TASK DIRECTIONS
Leaving out the pictures, transcribe all of the records faithfully.

─── INPUT DATA

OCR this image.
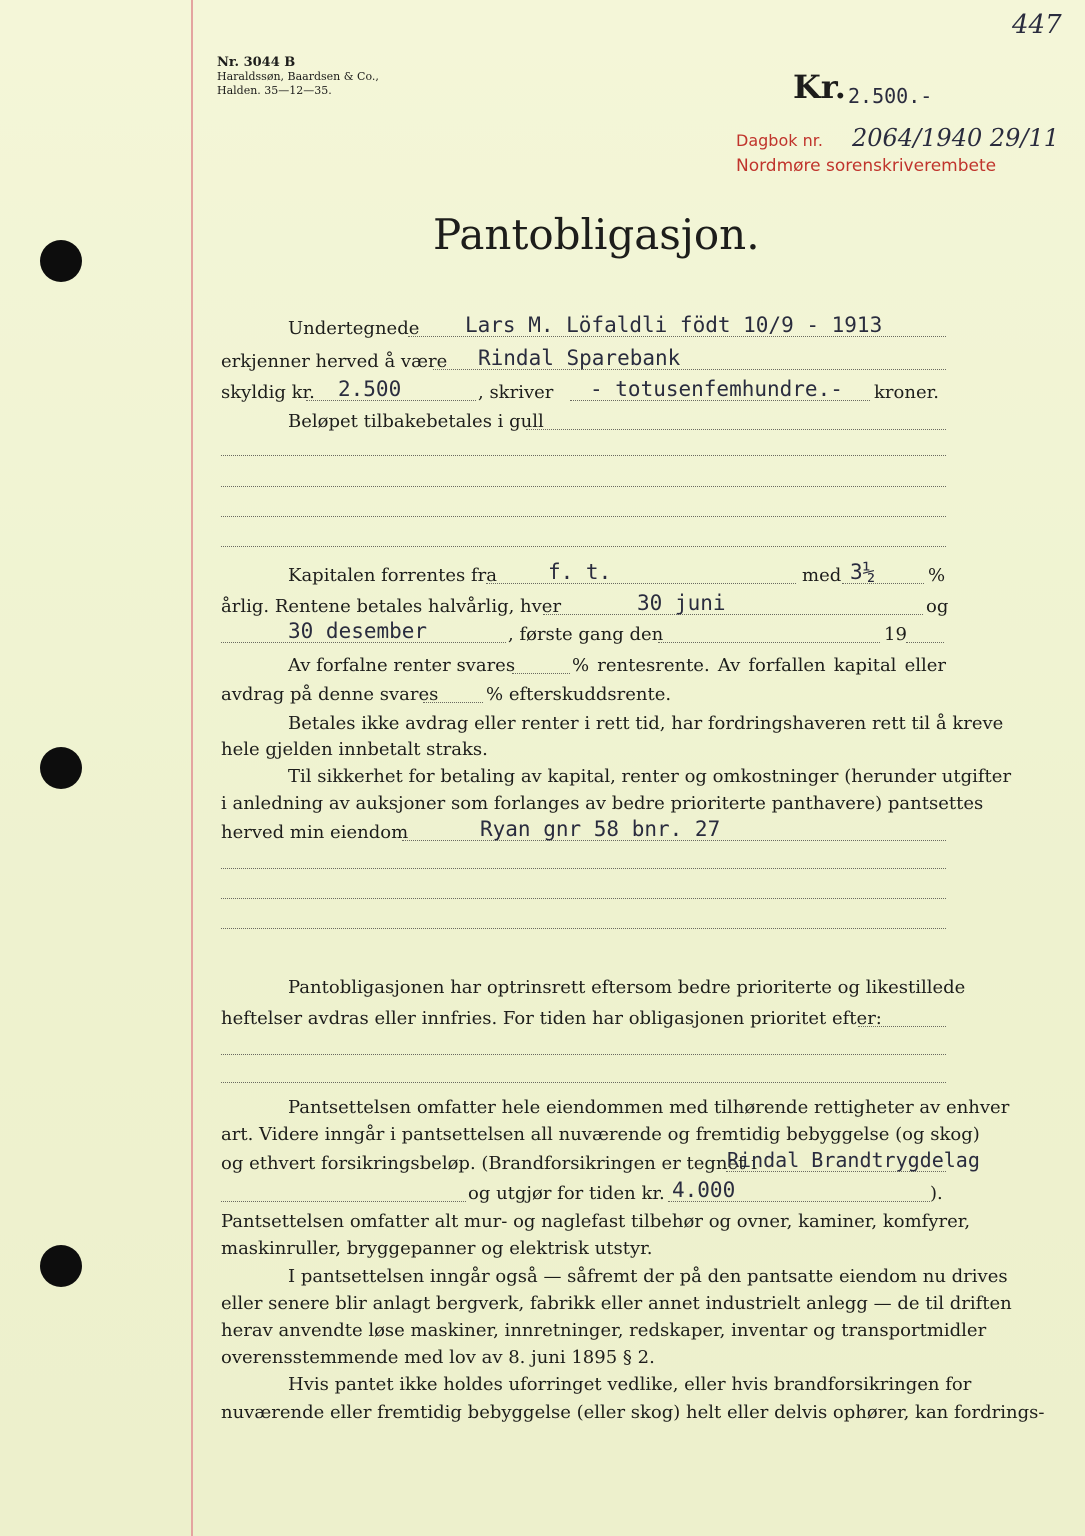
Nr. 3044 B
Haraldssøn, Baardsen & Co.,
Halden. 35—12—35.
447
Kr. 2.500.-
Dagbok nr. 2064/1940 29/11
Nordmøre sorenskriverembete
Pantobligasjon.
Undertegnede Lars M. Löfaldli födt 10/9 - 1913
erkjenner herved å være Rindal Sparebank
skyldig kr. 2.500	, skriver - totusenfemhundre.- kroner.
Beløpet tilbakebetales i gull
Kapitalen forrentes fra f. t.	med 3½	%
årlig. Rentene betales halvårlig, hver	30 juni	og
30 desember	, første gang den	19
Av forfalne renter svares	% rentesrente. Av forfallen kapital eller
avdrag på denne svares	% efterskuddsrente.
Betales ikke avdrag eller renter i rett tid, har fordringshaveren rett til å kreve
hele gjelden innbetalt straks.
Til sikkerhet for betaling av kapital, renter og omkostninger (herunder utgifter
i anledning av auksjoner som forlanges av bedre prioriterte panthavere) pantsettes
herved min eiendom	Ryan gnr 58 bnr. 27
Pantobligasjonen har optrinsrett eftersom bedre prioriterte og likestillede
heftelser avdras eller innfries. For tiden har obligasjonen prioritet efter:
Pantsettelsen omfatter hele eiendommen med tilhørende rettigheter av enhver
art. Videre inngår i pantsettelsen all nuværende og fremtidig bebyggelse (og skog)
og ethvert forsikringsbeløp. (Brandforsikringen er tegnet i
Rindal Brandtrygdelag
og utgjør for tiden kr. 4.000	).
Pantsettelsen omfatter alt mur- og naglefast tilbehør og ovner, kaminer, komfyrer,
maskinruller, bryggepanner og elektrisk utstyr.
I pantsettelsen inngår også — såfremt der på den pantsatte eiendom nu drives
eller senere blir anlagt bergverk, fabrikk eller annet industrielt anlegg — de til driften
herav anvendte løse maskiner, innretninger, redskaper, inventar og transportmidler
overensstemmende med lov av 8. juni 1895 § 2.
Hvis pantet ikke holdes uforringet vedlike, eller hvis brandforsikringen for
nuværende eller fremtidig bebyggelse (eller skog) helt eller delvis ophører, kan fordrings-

──────

TASK OUTPUT
OCR this image.
Nr. 3044 B
Haraldssøn, Baardsen & Co.,
Halden. 35—12—35.
447
Kr. 2.500.-
Dagbok nr. 2064/1940 29/11
Nordmøre sorenskriverembete
Pantobligasjon.
Undertegnede Lars M. Löfaldli födt 10/9 - 1913
erkjenner herved å være Rindal Sparebank
skyldig kr. 2.500	, skriver - totusenfemhundre.- kroner.
Beløpet tilbakebetales i gull
Kapitalen forrentes fra f. t.	med 3½	%
årlig. Rentene betales halvårlig, hver	30 juni	og
30 desember	, første gang den	19
Av forfalne renter svares	% rentesrente. Av forfallen kapital eller
avdrag på denne svares	% efterskuddsrente.
Betales ikke avdrag eller renter i rett tid, har fordringshaveren rett til å kreve
hele gjelden innbetalt straks.
Til sikkerhet for betaling av kapital, renter og omkostninger (herunder utgifter
i anledning av auksjoner som forlanges av bedre prioriterte panthavere) pantsettes
herved min eiendom	Ryan gnr 58 bnr. 27
Pantobligasjonen har optrinsrett eftersom bedre prioriterte og likestillede
heftelser avdras eller innfries. For tiden har obligasjonen prioritet efter:
Pantsettelsen omfatter hele eiendommen med tilhørende rettigheter av enhver
art. Videre inngår i pantsettelsen all nuværende og fremtidig bebyggelse (og skog)
og ethvert forsikringsbeløp. (Brandforsikringen er tegnet i
Rindal Brandtrygdelag
og utgjør for tiden kr. 4.000	).
Pantsettelsen omfatter alt mur- og naglefast tilbehør og ovner, kaminer, komfyrer,
maskinruller, bryggepanner og elektrisk utstyr.
I pantsettelsen inngår også — såfremt der på den pantsatte eiendom nu drives
eller senere blir anlagt bergverk, fabrikk eller annet industrielt anlegg — de til driften
herav anvendte løse maskiner, innretninger, redskaper, inventar og transportmidler
overensstemmende med lov av 8. juni 1895 § 2.
Hvis pantet ikke holdes uforringet vedlike, eller hvis brandforsikringen for
nuværende eller fremtidig bebyggelse (eller skog) helt eller delvis ophører, kan fordrings-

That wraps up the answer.